PROBLEM TO WORK ON — Arrange every line of the entries below as a numbered list, skipping any blank lines and leaving out the pictures.

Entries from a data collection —
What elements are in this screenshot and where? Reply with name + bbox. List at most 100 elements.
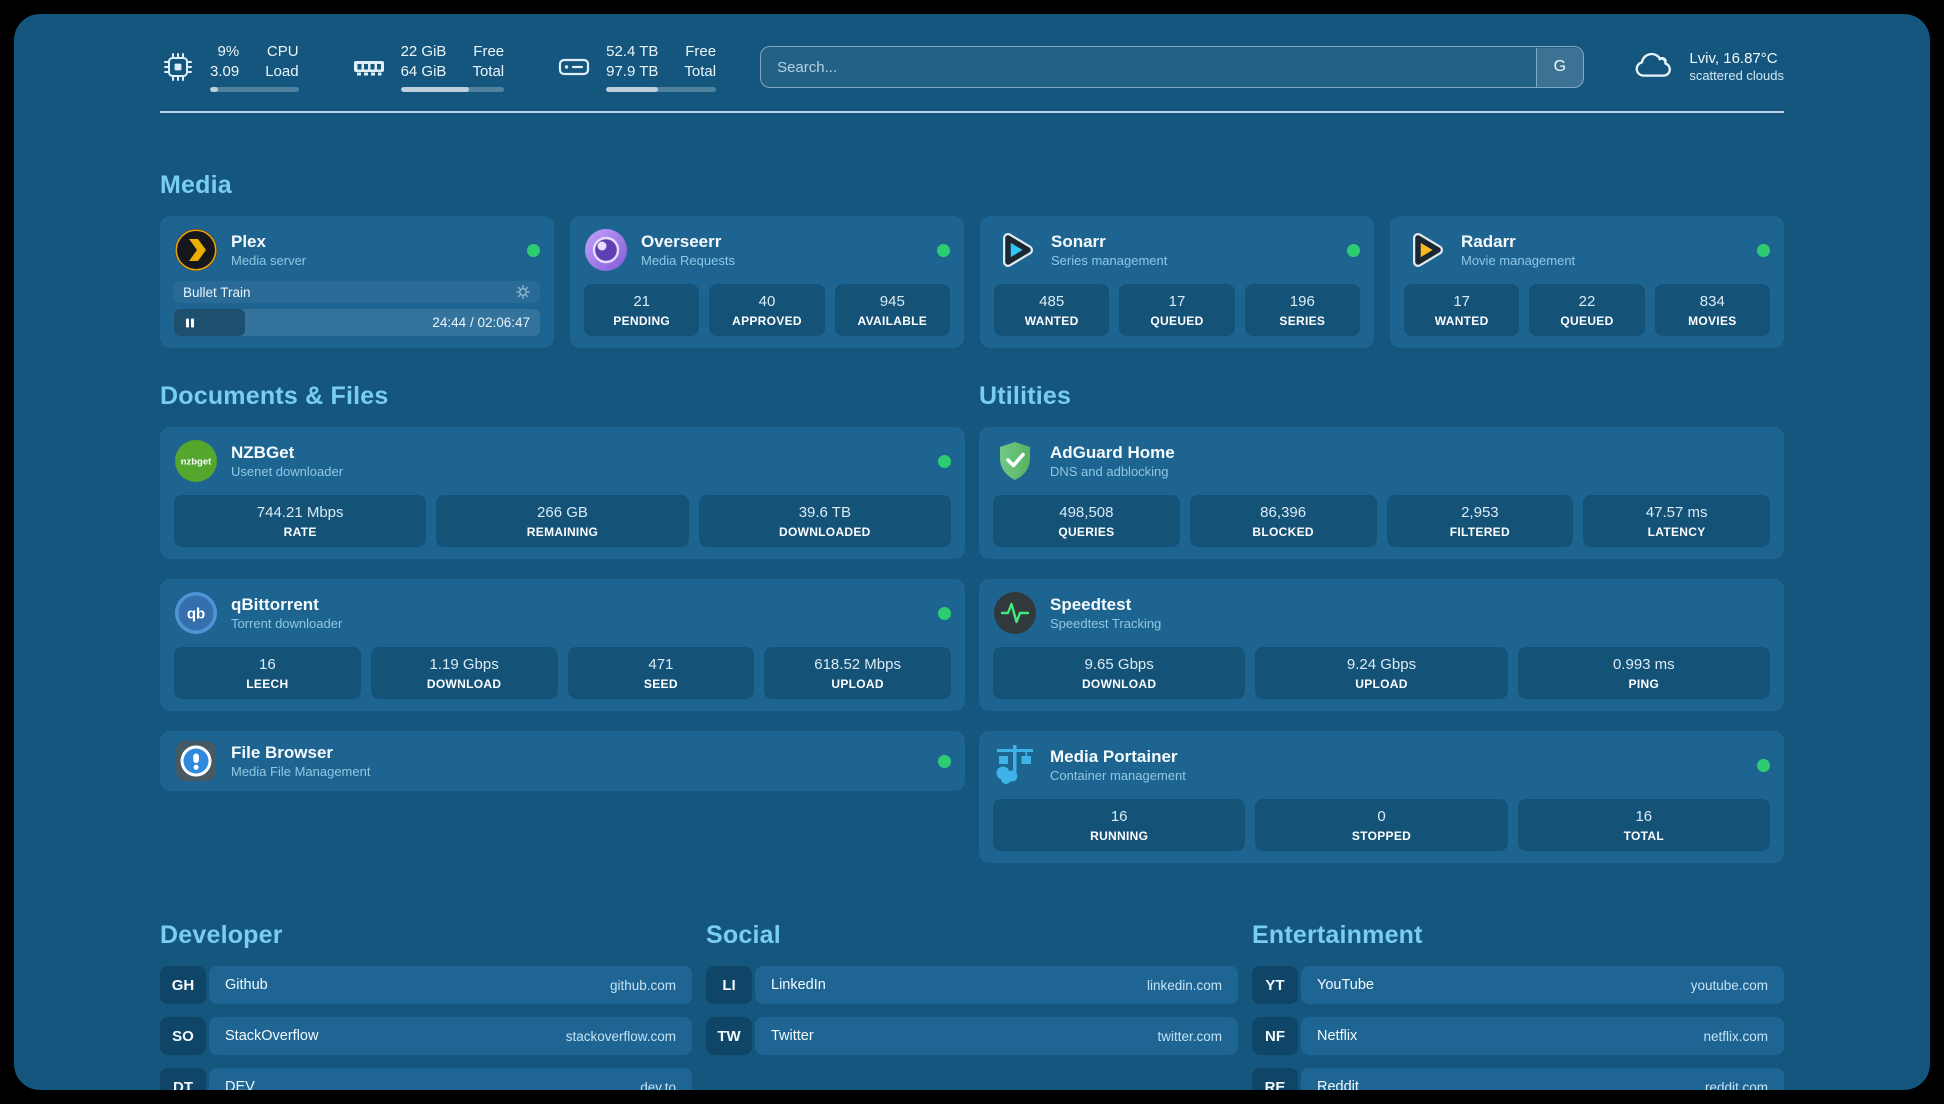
stat-tile: 16 LEECH <box>174 647 361 699</box>
bookmark-abbr: YT <box>1252 966 1298 1004</box>
status-dot <box>937 243 950 257</box>
ram-stat: 22 GiB 64 GiB Free Total <box>351 42 505 92</box>
card-subtitle: Media server <box>231 253 307 268</box>
ram-total-value: 64 GiB <box>400 63 447 80</box>
stat-tile: 498,508 QUERIES <box>993 495 1180 547</box>
developer-column: Developer GH Github github.com SO StackO… <box>160 921 692 1090</box>
stat-tile: 485 WANTED <box>994 284 1110 336</box>
utilities-column: Utilities <box>979 382 1784 863</box>
card-subtitle: Container management <box>1050 768 1186 783</box>
section-title-developer: Developer <box>160 921 283 949</box>
social-column: Social LI LinkedIn linkedin.com TW Twitt… <box>706 921 1238 1090</box>
weather-widget: Lviv, 16.87°C scattered clouds <box>1630 47 1784 88</box>
card-subtitle: Speedtest Tracking <box>1050 616 1162 631</box>
bookmark-name: Github <box>225 977 268 993</box>
system-stats: 9% 3.09 CPU Load <box>160 42 717 92</box>
bookmark-abbr: LI <box>706 966 752 1004</box>
section-title-utilities: Utilities <box>979 382 1072 410</box>
bookmark-abbr: GH <box>160 966 206 1004</box>
card-subtitle: Series management <box>1051 253 1168 268</box>
stat-tile: 618.52 Mbps UPLOAD <box>764 647 951 699</box>
stat-tile: 834 MOVIES <box>1654 284 1770 336</box>
disk-free-label: Free <box>685 43 717 61</box>
card-title: Plex <box>231 231 266 251</box>
status-dot <box>938 606 951 620</box>
card-title: Radarr <box>1461 231 1516 251</box>
header-divider <box>160 111 1784 113</box>
status-dot <box>1347 243 1360 257</box>
portainer-icon <box>993 743 1037 787</box>
pause-button[interactable] <box>184 317 196 329</box>
bookmark-url: youtube.com <box>1690 977 1768 993</box>
bookmark-twitter[interactable]: TW Twitter twitter.com <box>706 1017 1238 1055</box>
stat-tile: 1.19 Gbps DOWNLOAD <box>370 647 558 699</box>
now-playing-title: Bullet Train <box>183 284 251 300</box>
stat-tile: 744.21 Mbps RATE <box>174 495 427 547</box>
stat-tile: 17 WANTED <box>1404 284 1520 336</box>
filebrowser-icon <box>174 739 218 783</box>
bookmark-youtube[interactable]: YT YouTube youtube.com <box>1252 966 1784 1004</box>
search-bar: G <box>760 46 1585 88</box>
disk-total-label: Total <box>684 63 717 80</box>
portainer-card[interactable]: Media Portainer Container management 16 … <box>979 731 1784 863</box>
bookmark-abbr: RE <box>1252 1068 1298 1090</box>
card-subtitle: DNS and adblocking <box>1050 464 1169 479</box>
section-title-social: Social <box>706 921 781 949</box>
status-dot <box>1757 758 1770 772</box>
bookmark-name: LinkedIn <box>771 977 826 993</box>
sonarr-icon <box>994 228 1038 272</box>
gear-icon[interactable] <box>515 284 531 300</box>
overseerr-icon <box>584 228 628 272</box>
qbittorrent-card[interactable]: qb qBittorrent Torrent downloader 16 LEE… <box>160 579 965 711</box>
cpu-stat: 9% 3.09 CPU Load <box>160 42 299 92</box>
bookmark-reddit[interactable]: RE Reddit reddit.com <box>1252 1068 1784 1090</box>
pause-icon <box>186 318 194 327</box>
google-search-button[interactable]: G <box>1535 47 1583 87</box>
card-subtitle: Torrent downloader <box>231 616 343 631</box>
card-title: File Browser <box>231 742 334 762</box>
plex-card[interactable]: Plex Media server Bullet Train <box>160 216 554 348</box>
stat-tile: 16 RUNNING <box>993 799 1246 851</box>
sonarr-card[interactable]: Sonarr Series management 485 WANTED 17 Q… <box>980 216 1374 348</box>
bookmark-url: reddit.com <box>1704 1079 1768 1091</box>
speedtest-card[interactable]: Speedtest Speedtest Tracking 9.65 Gbps D… <box>979 579 1784 711</box>
stat-tile: 2,953 FILTERED <box>1386 495 1574 547</box>
bookmark-abbr: NF <box>1252 1017 1298 1055</box>
card-title: Media Portainer <box>1050 746 1178 766</box>
bookmark-stackoverflow[interactable]: SO StackOverflow stackoverflow.com <box>160 1017 692 1055</box>
adguard-card[interactable]: AdGuard Home DNS and adblocking 498,508 … <box>979 427 1784 559</box>
stat-tile: 0 STOPPED <box>1255 799 1508 851</box>
playback-time: 24:44 / 02:06:47 <box>432 315 530 330</box>
radarr-card[interactable]: Radarr Movie management 17 WANTED 22 QUE… <box>1390 216 1784 348</box>
card-title: NZBGet <box>231 442 295 462</box>
plex-now-playing: Bullet Train <box>174 273 540 336</box>
svg-text:qb: qb <box>187 606 205 623</box>
nzbget-card[interactable]: nzbget NZBGet Usenet downloader 744.21 M… <box>160 427 965 559</box>
card-title: Speedtest <box>1050 594 1132 614</box>
bookmark-abbr: SO <box>160 1017 206 1055</box>
stat-tile: 40 APPROVED <box>709 284 825 336</box>
cpu-progress-bar <box>210 86 299 92</box>
bookmark-github[interactable]: GH Github github.com <box>160 966 692 1004</box>
dashboard-panel: 9% 3.09 CPU Load <box>14 14 1930 1090</box>
qbittorrent-icon: qb <box>174 591 218 635</box>
bookmark-linkedin[interactable]: LI LinkedIn linkedin.com <box>706 966 1238 1004</box>
section-title-entertainment: Entertainment <box>1252 921 1423 949</box>
stat-tile: 266 GB REMAINING <box>436 495 689 547</box>
ram-free-value: 22 GiB <box>400 43 447 61</box>
filebrowser-card[interactable]: File Browser Media File Management <box>160 731 965 791</box>
bookmark-netflix[interactable]: NF Netflix netflix.com <box>1252 1017 1784 1055</box>
ram-free-label: Free <box>473 43 505 61</box>
playback-progress[interactable]: 24:44 / 02:06:47 <box>174 309 540 336</box>
search-input[interactable] <box>760 46 1585 88</box>
card-title: Overseerr <box>641 231 722 251</box>
stat-tile: 21 PENDING <box>584 284 700 336</box>
bookmark-name: Twitter <box>771 1028 814 1044</box>
overseerr-card[interactable]: Overseerr Media Requests 21 PENDING 40 A… <box>570 216 964 348</box>
card-title: qBittorrent <box>231 594 319 614</box>
status-dot <box>527 243 540 257</box>
card-subtitle: Media Requests <box>641 253 735 268</box>
bookmark-dev[interactable]: DT DEV dev.to <box>160 1068 692 1090</box>
card-subtitle: Media File Management <box>231 764 371 779</box>
stat-tile: 9.65 Gbps DOWNLOAD <box>993 647 1246 699</box>
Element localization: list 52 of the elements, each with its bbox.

COMPLETE RESPONSE —
1. What elements are in this screenshot and where? Reply with name + bbox. List at most 100 elements.
2. stat-tile: 16 LEECH <box>174 647 361 699</box>
3. bookmark-abbr: YT <box>1252 966 1298 1004</box>
4. status-dot <box>937 243 950 257</box>
5. ram-stat: 22 GiB 64 GiB Free Total <box>351 42 505 92</box>
6. card-subtitle: Media server <box>231 253 307 268</box>
7. ram-total-value: 64 GiB <box>400 63 447 80</box>
8. stat-tile: 498,508 QUERIES <box>993 495 1180 547</box>
9. developer-column: Developer GH Github github.com SO StackO… <box>160 921 692 1090</box>
10. stat-tile: 485 WANTED <box>994 284 1110 336</box>
11. utilities-column: Utilities <box>979 382 1784 863</box>
12. card-subtitle: Container management <box>1050 768 1186 783</box>
13. section-title-developer: Developer <box>160 921 283 949</box>
14. social-column: Social LI LinkedIn linkedin.com TW Twitt… <box>706 921 1238 1090</box>
15. weather-widget: Lviv, 16.87°C scattered clouds <box>1630 47 1784 88</box>
16. card-subtitle: Speedtest Tracking <box>1050 616 1162 631</box>
17. bookmark-name: Github <box>225 977 268 993</box>
18. system-stats: 9% 3.09 CPU Load <box>160 42 717 92</box>
19. bookmark-abbr: LI <box>706 966 752 1004</box>
20. section-title-utilities: Utilities <box>979 382 1072 410</box>
21. bookmark-abbr: GH <box>160 966 206 1004</box>
22. card-subtitle: Series management <box>1051 253 1168 268</box>
23. stat-tile: 618.52 Mbps UPLOAD <box>764 647 951 699</box>
24. stat-tile: 834 MOVIES <box>1654 284 1770 336</box>
25. disk-free-label: Free <box>685 43 717 61</box>
26. card-title: Plex <box>231 231 266 251</box>
27. status-dot <box>938 606 951 620</box>
28. card-title: Radarr <box>1461 231 1516 251</box>
29. header-divider <box>160 111 1784 113</box>
30. status-dot <box>1347 243 1360 257</box>
31. portainer-icon <box>993 743 1037 787</box>
32. pause-button[interactable] <box>184 317 196 329</box>
33. bookmark-url: youtube.com <box>1690 977 1768 993</box>
34. bookmark-twitter[interactable]: TW Twitter twitter.com <box>706 1017 1238 1055</box>
35. stat-tile: 1.19 Gbps DOWNLOAD <box>370 647 558 699</box>
36. now-playing-title: Bullet Train <box>183 284 251 300</box>
37. stat-tile: 744.21 Mbps RATE <box>174 495 427 547</box>
38. stat-tile: 17 WANTED <box>1404 284 1520 336</box>
39. filebrowser-icon <box>174 739 218 783</box>
40. bookmark-youtube[interactable]: YT YouTube youtube.com <box>1252 966 1784 1004</box>
41. search-bar: G <box>760 46 1585 88</box>
42. disk-total-label: Total <box>684 63 717 80</box>
43. portainer-card[interactable]: Media Portainer Container management 16 … <box>979 731 1784 863</box>
44. bookmark-abbr: RE <box>1252 1068 1298 1090</box>
45. card-subtitle: DNS and adblocking <box>1050 464 1169 479</box>
46. section-title-social: Social <box>706 921 781 949</box>
47. status-dot <box>1757 758 1770 772</box>
48. bookmark-name: LinkedIn <box>771 977 826 993</box>
49. sonarr-icon <box>994 228 1038 272</box>
50. gear-icon[interactable] <box>515 284 531 300</box>
51. overseerr-icon <box>584 228 628 272</box>
52. qbittorrent-card[interactable]: qb qBittorrent Torrent downloader 16 LEE… <box>160 579 965 711</box>
53. cpu-stat: 9% 3.09 CPU Load <box>160 42 299 92</box>
54. bookmark-reddit[interactable]: RE Reddit reddit.com <box>1252 1068 1784 1090</box>
55. pause-icon <box>186 318 194 327</box>
56. google-search-button[interactable]: G <box>1535 47 1583 87</box>
57. card-subtitle: Torrent downloader <box>231 616 343 631</box>
58. card-title: File Browser <box>231 742 334 762</box>
59. plex-card[interactable]: Plex Media server Bullet Train <box>160 216 554 348</box>
60. stat-tile: 16 RUNNING <box>993 799 1246 851</box>
61. sonarr-card[interactable]: Sonarr Series management 485 WANTED 17 Q… <box>980 216 1374 348</box>
62. bookmark-url: reddit.com <box>1704 1079 1768 1091</box>
63. speedtest-card[interactable]: Speedtest Speedtest Tracking 9.65 Gbps D… <box>979 579 1784 711</box>
64. stat-tile: 2,953 FILTERED <box>1386 495 1574 547</box>
65. bookmark-abbr: NF <box>1252 1017 1298 1055</box>
66. card-title: Media Portainer <box>1050 746 1178 766</box>
67. bookmark-stackoverflow[interactable]: SO StackOverflow stackoverflow.com <box>160 1017 692 1055</box>
68. adguard-card[interactable]: AdGuard Home DNS and adblocking 498,508 … <box>979 427 1784 559</box>
69. stat-tile: 0 STOPPED <box>1255 799 1508 851</box>
70. playback-time: 24:44 / 02:06:47 <box>432 315 530 330</box>
71. radarr-card[interactable]: Radarr Movie management 17 WANTED 22 QUE… <box>1390 216 1784 348</box>
72. card-title: NZBGet <box>231 442 295 462</box>
73. plex-now-playing: Bullet Train <box>174 273 540 336</box>
74. svg-text:qb: qb <box>187 606 205 623</box>
75. nzbget-card[interactable]: nzbget NZBGet Usenet downloader 744.21 M… <box>160 427 965 559</box>
76. card-title: Speedtest <box>1050 594 1132 614</box>
77. bookmark-abbr: SO <box>160 1017 206 1055</box>
78. stat-tile: 40 APPROVED <box>709 284 825 336</box>
79. cpu-progress-bar <box>210 86 299 92</box>
80. bookmark-github[interactable]: GH Github github.com <box>160 966 692 1004</box>
81. dashboard-panel: 9% 3.09 CPU Load <box>14 14 1930 1090</box>
82. qbittorrent-icon: qb <box>174 591 218 635</box>
83. bookmark-linkedin[interactable]: LI LinkedIn linkedin.com <box>706 966 1238 1004</box>
84. section-title-entertainment: Entertainment <box>1252 921 1423 949</box>
85. stat-tile: 266 GB REMAINING <box>436 495 689 547</box>
86. ram-free-value: 22 GiB <box>400 43 447 61</box>
87. filebrowser-card[interactable]: File Browser Media File Management <box>160 731 965 791</box>
88. bookmark-netflix[interactable]: NF Netflix netflix.com <box>1252 1017 1784 1055</box>
89. ram-free-label: Free <box>473 43 505 61</box>
90. playback-progress[interactable]: 24:44 / 02:06:47 <box>174 309 540 336</box>
91. search-input[interactable] <box>760 46 1585 88</box>
92. card-title: Overseerr <box>641 231 722 251</box>
93. stat-tile: 21 PENDING <box>584 284 700 336</box>
94. bookmark-name: Twitter <box>771 1028 814 1044</box>
95. overseerr-card[interactable]: Overseerr Media Requests 21 PENDING 40 A… <box>570 216 964 348</box>
96. card-title: qBittorrent <box>231 594 319 614</box>
97. status-dot <box>527 243 540 257</box>
98. card-subtitle: Media Requests <box>641 253 735 268</box>
99. bookmark-dev[interactable]: DT DEV dev.to <box>160 1068 692 1090</box>
100. card-subtitle: Media File Management <box>231 764 371 779</box>
101. stat-tile: 9.65 Gbps DOWNLOAD <box>993 647 1246 699</box>
102. Element localization: list 52 of the elements, each with its bbox.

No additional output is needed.